Looking through the listing, how many of its lines hold the word "офіцера"? Answer with only the number.
________________________________________
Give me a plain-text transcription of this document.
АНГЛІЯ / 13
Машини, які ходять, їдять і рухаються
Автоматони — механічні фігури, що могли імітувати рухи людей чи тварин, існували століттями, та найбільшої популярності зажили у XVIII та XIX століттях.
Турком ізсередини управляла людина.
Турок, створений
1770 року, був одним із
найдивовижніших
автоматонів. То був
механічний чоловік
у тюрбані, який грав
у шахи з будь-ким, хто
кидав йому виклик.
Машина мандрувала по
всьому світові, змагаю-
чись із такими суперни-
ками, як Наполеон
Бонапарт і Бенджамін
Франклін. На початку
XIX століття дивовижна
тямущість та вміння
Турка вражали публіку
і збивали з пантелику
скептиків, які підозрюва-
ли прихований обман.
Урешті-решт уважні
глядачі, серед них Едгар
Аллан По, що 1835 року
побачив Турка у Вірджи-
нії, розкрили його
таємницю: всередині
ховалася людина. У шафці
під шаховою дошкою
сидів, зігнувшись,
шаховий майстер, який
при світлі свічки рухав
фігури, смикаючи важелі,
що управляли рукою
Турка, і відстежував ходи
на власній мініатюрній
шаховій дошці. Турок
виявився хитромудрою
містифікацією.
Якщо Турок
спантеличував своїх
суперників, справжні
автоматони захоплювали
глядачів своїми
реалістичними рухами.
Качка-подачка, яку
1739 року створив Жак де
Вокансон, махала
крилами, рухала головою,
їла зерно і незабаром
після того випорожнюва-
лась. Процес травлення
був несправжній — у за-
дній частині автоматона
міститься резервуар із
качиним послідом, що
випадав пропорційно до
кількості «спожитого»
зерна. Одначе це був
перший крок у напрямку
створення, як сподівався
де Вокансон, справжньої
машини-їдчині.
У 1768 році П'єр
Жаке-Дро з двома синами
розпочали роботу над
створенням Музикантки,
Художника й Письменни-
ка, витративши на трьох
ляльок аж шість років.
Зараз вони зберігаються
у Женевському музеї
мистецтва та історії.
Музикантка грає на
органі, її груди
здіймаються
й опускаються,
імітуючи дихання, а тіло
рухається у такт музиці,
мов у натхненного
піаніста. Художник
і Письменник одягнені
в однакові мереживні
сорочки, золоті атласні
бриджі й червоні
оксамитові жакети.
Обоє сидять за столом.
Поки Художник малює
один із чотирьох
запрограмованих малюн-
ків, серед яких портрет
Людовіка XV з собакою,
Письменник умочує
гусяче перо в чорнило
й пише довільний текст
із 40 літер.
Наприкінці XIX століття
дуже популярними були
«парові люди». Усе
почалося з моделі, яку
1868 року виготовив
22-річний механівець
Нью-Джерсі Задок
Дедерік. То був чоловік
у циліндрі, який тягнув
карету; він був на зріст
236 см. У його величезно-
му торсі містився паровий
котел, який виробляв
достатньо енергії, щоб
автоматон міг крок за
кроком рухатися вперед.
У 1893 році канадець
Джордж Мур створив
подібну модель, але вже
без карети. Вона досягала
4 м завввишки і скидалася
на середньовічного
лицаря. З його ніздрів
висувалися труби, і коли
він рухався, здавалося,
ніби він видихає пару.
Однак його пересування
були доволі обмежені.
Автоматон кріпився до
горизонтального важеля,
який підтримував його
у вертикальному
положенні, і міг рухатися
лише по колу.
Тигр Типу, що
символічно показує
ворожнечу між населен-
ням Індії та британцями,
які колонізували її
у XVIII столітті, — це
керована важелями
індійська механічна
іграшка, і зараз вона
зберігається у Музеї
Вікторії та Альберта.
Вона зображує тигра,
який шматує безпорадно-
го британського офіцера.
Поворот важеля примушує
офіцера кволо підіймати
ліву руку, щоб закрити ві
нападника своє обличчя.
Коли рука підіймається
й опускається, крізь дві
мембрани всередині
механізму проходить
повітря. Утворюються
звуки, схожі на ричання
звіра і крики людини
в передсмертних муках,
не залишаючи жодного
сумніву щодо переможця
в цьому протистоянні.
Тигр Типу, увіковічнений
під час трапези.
________________________________________
> Exercise response
2